What needs to be done => Your task is to repeat the entries word for word while leaving out the pictures.

(Dataset records)

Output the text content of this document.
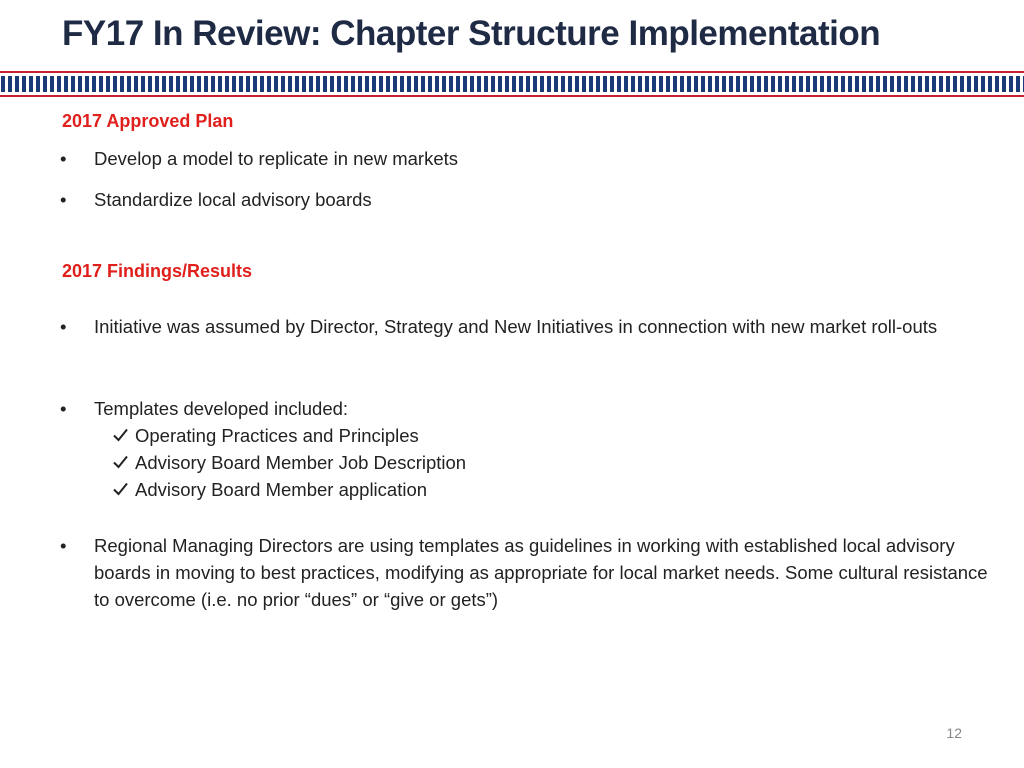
FY17 In Review: Chapter Structure Implementation
2017 Approved Plan
•	Develop a model to replicate in new markets
•	Standardize local advisory boards
2017 Findings/Results
•	Initiative was assumed by Director, Strategy and New Initiatives in connection with new market roll-outs
•	Templates developed included:
Operating Practices and Principles
Advisory Board Member Job Description
Advisory Board Member application
•	Regional Managing Directors are using templates as guidelines in working with established local advisory boards in moving to best practices, modifying as appropriate for local market needs. Some cultural resistance to overcome (i.e. no prior “dues” or “give or gets”)
12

Task solution =>
Output the text content of this document.
FY17 In Review: Chapter Structure Implementation
2017 Approved Plan
•	Develop a model to replicate in new markets
•	Standardize local advisory boards
2017 Findings/Results
•	Initiative was assumed by Director, Strategy and New Initiatives in connection with new market roll-outs
•	Templates developed included:
Operating Practices and Principles
Advisory Board Member Job Description
Advisory Board Member application
•	Regional Managing Directors are using templates as guidelines in working with established local advisory boards in moving to best practices, modifying as appropriate for local market needs. Some cultural resistance to overcome (i.e. no prior “dues” or “give or gets”)
12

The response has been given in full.